▶ **Written request**:
Present the following data again exactly as it is shown.

Entries taken from a collection:
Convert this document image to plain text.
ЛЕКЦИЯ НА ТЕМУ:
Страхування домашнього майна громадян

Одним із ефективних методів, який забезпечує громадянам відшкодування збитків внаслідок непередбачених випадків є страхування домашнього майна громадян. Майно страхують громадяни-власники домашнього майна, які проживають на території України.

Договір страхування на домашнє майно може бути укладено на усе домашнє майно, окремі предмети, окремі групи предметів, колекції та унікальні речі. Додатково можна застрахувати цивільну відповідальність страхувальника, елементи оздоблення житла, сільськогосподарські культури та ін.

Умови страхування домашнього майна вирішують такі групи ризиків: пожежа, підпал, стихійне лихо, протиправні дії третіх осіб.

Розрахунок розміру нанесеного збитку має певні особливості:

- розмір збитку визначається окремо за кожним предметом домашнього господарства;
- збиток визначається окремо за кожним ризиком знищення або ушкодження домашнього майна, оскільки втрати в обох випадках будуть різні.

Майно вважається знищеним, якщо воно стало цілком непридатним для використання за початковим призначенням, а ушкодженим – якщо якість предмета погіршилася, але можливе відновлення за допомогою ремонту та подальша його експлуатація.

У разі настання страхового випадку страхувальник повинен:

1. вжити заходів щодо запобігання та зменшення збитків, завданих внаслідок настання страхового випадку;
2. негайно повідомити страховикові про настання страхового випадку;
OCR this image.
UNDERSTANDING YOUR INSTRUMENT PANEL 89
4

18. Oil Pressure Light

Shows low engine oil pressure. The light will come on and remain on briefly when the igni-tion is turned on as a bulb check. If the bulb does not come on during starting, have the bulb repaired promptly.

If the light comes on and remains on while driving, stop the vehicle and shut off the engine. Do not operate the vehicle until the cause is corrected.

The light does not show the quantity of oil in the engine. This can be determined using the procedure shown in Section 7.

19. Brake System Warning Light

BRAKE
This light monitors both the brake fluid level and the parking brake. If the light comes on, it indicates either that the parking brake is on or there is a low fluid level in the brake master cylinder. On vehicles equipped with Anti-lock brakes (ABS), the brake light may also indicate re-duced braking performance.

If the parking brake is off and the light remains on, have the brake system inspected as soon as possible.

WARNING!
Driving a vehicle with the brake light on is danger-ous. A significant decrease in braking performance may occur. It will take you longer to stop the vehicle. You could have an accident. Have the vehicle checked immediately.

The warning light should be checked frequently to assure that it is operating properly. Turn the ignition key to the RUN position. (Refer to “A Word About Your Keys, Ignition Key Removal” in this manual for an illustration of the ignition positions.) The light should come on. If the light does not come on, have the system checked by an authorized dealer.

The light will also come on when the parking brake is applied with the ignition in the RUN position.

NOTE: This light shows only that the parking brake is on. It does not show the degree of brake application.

▶ **Result of the task**:
Convert this document image to plain text.
ЛЕКЦИЯ НА ТЕМУ:
Страхування домашнього майна громадян

Одним із ефективних методів, який забезпечує громадянам відшкодування збитків внаслідок непередбачених випадків є страхування домашнього майна громадян. Майно страхують громадяни-власники домашнього майна, які проживають на території України.

Договір страхування на домашнє майно може бути укладено на усе домашнє майно, окремі предмети, окремі групи предметів, колекції та унікальні речі. Додатково можна застрахувати цивільну відповідальність страхувальника, елементи оздоблення житла, сільськогосподарські культури та ін.

Умови страхування домашнього майна вирішують такі групи ризиків: пожежа, підпал, стихійне лихо, протиправні дії третіх осіб.

Розрахунок розміру нанесеного збитку має певні особливості:

- розмір збитку визначається окремо за кожним предметом домашнього господарства;
- збиток визначається окремо за кожним ризиком знищення або ушкодження домашнього майна, оскільки втрати в обох випадках будуть різні.

Майно вважається знищеним, якщо воно стало цілком непридатним для використання за початковим призначенням, а ушкодженим – якщо якість предмета погіршилася, але можливе відновлення за допомогою ремонту та подальша його експлуатація.

У разі настання страхового випадку страхувальник повинен:

1. вжити заходів щодо запобігання та зменшення збитків, завданих внаслідок настання страхового випадку;
2. негайно повідомити страховикові про настання страхового випадку;
OCR this image.
UNDERSTANDING YOUR INSTRUMENT PANEL 89
4

18. Oil Pressure Light

Shows low engine oil pressure. The light will come on and remain on briefly when the igni-tion is turned on as a bulb check. If the bulb does not come on during starting, have the bulb repaired promptly.

If the light comes on and remains on while driving, stop the vehicle and shut off the engine. Do not operate the vehicle until the cause is corrected.

The light does not show the quantity of oil in the engine. This can be determined using the procedure shown in Section 7.

19. Brake System Warning Light

BRAKE
This light monitors both the brake fluid level and the parking brake. If the light comes on, it indicates either that the parking brake is on or there is a low fluid level in the brake master cylinder. On vehicles equipped with Anti-lock brakes (ABS), the brake light may also indicate re-duced braking performance.

If the parking brake is off and the light remains on, have the brake system inspected as soon as possible.

WARNING!
Driving a vehicle with the brake light on is danger-ous. A significant decrease in braking performance may occur. It will take you longer to stop the vehicle. You could have an accident. Have the vehicle checked immediately.

The warning light should be checked frequently to assure that it is operating properly. Turn the ignition key to the RUN position. (Refer to “A Word About Your Keys, Ignition Key Removal” in this manual for an illustration of the ignition positions.) The light should come on. If the light does not come on, have the system checked by an authorized dealer.

The light will also come on when the parking brake is applied with the ignition in the RUN position.

NOTE: This light shows only that the parking brake is on. It does not show the degree of brake application.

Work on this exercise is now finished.